• WORK TO DO: Leave out the pictures and repeat the rest of the material exactly.

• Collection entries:
..........
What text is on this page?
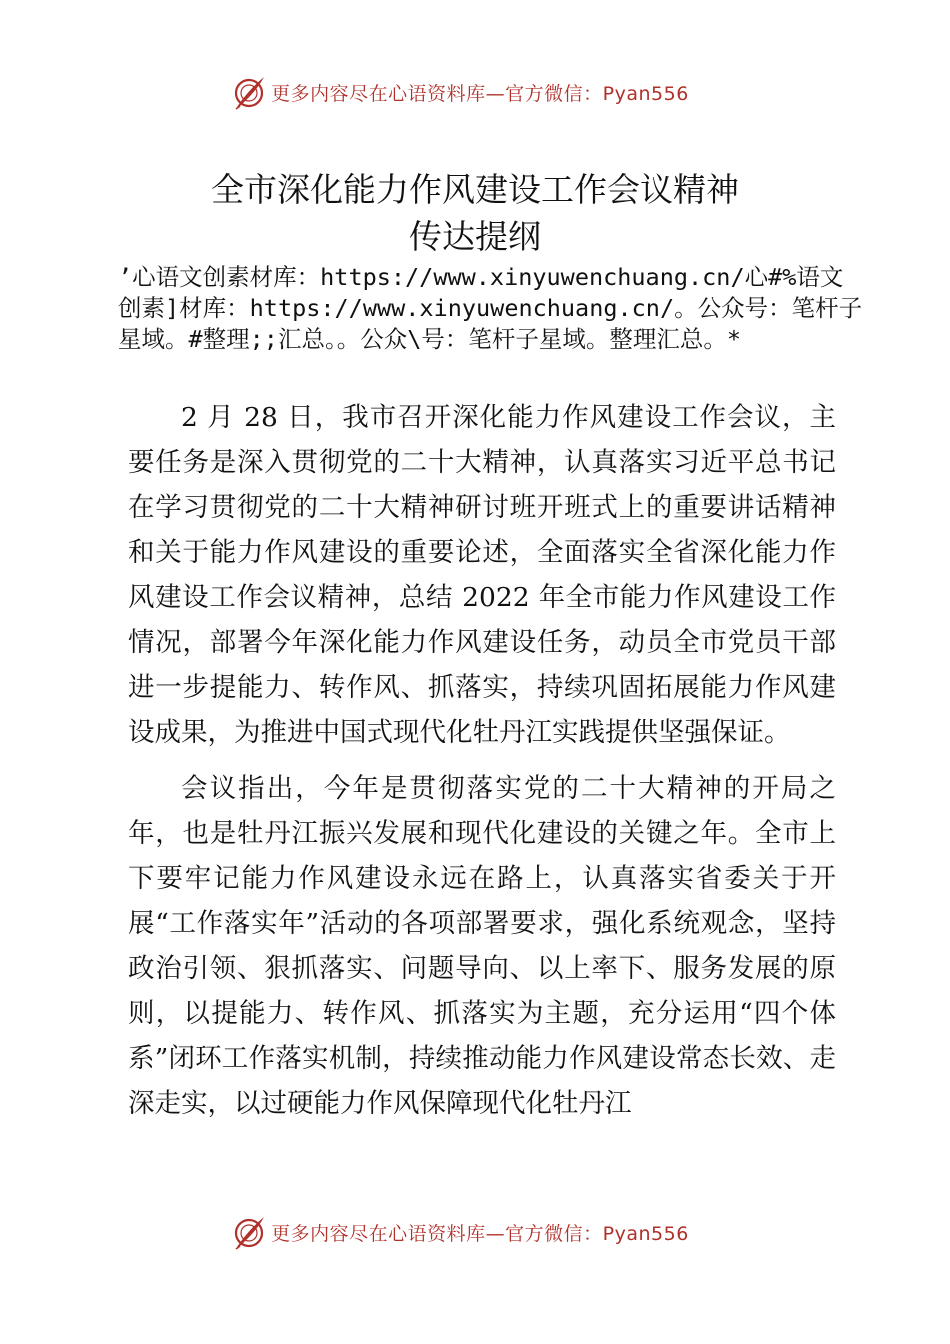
更多内容尽在心语资料库—官方微信：Pyan556
全市深化能力作风建设工作会议精神
传达提纲

’心语文创素材库：https://www.xinyuwenchuang.cn/心#%语文创素]材库：https://www.xinyuwenchuang.cn/。公众号：笔杆子星域。#整理;;汇总。。公众\号：笔杆子星域。整理汇总。*

2 月 28 日，我市召开深化能力作风建设工作会议，主要任务是深入贯彻党的二十大精神，认真落实习近平总书记在学习贯彻党的二十大精神研讨班开班式上的重要讲话精神和关于能力作风建设的重要论述，全面落实全省深化能力作风建设工作会议精神，总结 2022 年全市能力作风建设工作情况，部署今年深化能力作风建设任务，动员全市党员干部进一步提能力、转作风、抓落实，持续巩固拓展能力作风建设成果，为推进中国式现代化牡丹江实践提供坚强保证。

会议指出，今年是贯彻落实党的二十大精神的开局之年，也是牡丹江振兴发展和现代化建设的关键之年。全市上下要牢记能力作风建设永远在路上，认真落实省委关于开展“工作落实年”活动的各项部署要求，强化系统观念，坚持政治引领、狠抓落实、问题导向、以上率下、服务发展的原则，以提能力、转作风、抓落实为主题，充分运用“四个体系”闭环工作落实机制，持续推动能力作风建设常态长效、走深走实，以过硬能力作风保障现代化牡丹江

更多内容尽在心语资料库—官方微信：Pyan556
..........
• RESULT OF THE TASK:
What text is on this page?
更多内容尽在心语资料库—官方微信：Pyan556
全市深化能力作风建设工作会议精神
传达提纲

’心语文创素材库：https://www.xinyuwenchuang.cn/心#%语文创素]材库：https://www.xinyuwenchuang.cn/。公众号：笔杆子星域。#整理;;汇总。。公众\号：笔杆子星域。整理汇总。*

2 月 28 日，我市召开深化能力作风建设工作会议，主要任务是深入贯彻党的二十大精神，认真落实习近平总书记在学习贯彻党的二十大精神研讨班开班式上的重要讲话精神和关于能力作风建设的重要论述，全面落实全省深化能力作风建设工作会议精神，总结 2022 年全市能力作风建设工作情况，部署今年深化能力作风建设任务，动员全市党员干部进一步提能力、转作风、抓落实，持续巩固拓展能力作风建设成果，为推进中国式现代化牡丹江实践提供坚强保证。

会议指出，今年是贯彻落实党的二十大精神的开局之年，也是牡丹江振兴发展和现代化建设的关键之年。全市上下要牢记能力作风建设永远在路上，认真落实省委关于开展“工作落实年”活动的各项部署要求，强化系统观念，坚持政治引领、狠抓落实、问题导向、以上率下、服务发展的原则，以提能力、转作风、抓落实为主题，充分运用“四个体系”闭环工作落实机制，持续推动能力作风建设常态长效、走深走实，以过硬能力作风保障现代化牡丹江

更多内容尽在心语资料库—官方微信：Pyan556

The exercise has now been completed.